__DESCRIPTION OF THE TASK__.
From the entries below, copy every line where the string "Marshall" appears.

__PROVIDED DATA__.

-------------------------

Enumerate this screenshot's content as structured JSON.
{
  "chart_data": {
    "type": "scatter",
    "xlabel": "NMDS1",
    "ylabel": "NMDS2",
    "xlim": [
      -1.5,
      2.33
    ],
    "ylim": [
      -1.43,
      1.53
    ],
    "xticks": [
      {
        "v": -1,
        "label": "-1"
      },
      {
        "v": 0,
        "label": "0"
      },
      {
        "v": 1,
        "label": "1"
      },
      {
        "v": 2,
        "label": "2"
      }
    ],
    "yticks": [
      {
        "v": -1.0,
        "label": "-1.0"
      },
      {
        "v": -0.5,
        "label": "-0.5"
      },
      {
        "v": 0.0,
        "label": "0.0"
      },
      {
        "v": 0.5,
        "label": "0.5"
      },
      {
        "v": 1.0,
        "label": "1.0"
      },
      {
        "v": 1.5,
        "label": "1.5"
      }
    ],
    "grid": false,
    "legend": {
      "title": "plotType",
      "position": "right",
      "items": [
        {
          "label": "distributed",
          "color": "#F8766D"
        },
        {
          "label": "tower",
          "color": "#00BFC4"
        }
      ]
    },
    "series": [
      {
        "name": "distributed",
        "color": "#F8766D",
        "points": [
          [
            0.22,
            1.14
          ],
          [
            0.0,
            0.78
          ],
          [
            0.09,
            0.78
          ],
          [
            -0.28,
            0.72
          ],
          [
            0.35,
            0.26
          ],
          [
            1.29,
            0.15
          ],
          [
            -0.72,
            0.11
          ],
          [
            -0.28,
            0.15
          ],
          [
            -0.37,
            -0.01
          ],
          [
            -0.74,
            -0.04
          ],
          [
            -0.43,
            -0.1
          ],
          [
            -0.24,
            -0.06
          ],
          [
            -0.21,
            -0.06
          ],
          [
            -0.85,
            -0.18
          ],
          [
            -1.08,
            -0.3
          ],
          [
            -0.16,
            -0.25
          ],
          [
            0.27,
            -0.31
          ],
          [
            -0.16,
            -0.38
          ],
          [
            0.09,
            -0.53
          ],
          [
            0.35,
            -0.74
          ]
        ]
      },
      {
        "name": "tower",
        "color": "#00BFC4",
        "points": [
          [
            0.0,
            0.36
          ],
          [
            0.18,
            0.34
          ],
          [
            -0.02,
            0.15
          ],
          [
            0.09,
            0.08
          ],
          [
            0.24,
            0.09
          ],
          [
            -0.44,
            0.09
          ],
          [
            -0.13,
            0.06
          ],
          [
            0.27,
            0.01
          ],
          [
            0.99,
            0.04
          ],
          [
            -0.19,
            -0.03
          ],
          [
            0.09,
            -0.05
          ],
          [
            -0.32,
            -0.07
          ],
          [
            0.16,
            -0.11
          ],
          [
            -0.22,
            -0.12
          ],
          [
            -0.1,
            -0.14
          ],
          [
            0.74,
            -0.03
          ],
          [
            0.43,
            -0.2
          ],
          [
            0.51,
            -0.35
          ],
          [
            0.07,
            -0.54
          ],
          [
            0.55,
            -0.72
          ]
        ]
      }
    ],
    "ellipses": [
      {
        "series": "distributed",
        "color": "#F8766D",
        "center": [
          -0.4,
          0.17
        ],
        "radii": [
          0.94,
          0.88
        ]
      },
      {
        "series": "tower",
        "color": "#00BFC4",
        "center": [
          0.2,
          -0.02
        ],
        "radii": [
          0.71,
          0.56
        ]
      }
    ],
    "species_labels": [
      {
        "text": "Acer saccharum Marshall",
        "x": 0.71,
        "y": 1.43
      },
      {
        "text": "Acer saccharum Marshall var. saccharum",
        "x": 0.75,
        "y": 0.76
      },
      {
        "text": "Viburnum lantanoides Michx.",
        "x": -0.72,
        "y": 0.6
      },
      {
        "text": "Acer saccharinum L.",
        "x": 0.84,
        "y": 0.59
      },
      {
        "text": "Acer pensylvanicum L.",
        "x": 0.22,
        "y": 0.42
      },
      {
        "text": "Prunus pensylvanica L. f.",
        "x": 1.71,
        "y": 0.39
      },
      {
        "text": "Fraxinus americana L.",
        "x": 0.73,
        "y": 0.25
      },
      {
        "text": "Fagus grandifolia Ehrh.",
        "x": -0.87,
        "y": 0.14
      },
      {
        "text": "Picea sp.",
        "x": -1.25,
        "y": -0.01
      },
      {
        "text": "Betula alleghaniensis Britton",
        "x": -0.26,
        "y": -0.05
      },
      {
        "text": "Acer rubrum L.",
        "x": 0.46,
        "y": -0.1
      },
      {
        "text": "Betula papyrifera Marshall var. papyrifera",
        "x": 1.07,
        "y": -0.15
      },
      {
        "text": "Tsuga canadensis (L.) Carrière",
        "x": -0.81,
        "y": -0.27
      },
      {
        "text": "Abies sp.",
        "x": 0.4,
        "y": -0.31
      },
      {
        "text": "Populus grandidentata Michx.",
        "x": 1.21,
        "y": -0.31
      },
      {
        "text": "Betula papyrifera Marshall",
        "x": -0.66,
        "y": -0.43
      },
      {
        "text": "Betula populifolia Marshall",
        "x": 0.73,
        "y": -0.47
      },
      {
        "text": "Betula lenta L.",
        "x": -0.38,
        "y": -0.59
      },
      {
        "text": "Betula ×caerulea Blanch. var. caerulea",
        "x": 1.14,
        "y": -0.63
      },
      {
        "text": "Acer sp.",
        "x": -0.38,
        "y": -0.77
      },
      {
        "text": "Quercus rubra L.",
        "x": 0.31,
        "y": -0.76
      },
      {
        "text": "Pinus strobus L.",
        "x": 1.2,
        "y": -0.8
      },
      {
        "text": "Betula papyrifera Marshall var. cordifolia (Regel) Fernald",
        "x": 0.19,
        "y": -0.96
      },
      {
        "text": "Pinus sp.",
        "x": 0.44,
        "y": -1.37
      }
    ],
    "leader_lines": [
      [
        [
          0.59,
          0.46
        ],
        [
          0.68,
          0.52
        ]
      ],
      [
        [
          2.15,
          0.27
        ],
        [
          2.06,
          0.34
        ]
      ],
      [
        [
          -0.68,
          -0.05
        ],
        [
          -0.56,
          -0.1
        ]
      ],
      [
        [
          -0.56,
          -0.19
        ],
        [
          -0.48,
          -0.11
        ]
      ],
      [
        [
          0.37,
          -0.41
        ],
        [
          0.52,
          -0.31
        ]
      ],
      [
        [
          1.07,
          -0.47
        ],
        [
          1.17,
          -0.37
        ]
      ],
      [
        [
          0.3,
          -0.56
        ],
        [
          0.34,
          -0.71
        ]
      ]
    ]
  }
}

-------------------------

__REPLY__.
        "text": "Acer saccharum Marshall",
        "text": "Acer saccharum Marshall var. saccharum",
        "text": "Betula papyrifera Marshall var. papyrifera",
        "text": "Betula papyrifera Marshall",
        "text": "Betula populifolia Marshall",
        "text": "Betula papyrifera Marshall var. cordifolia (Regel) Fernald",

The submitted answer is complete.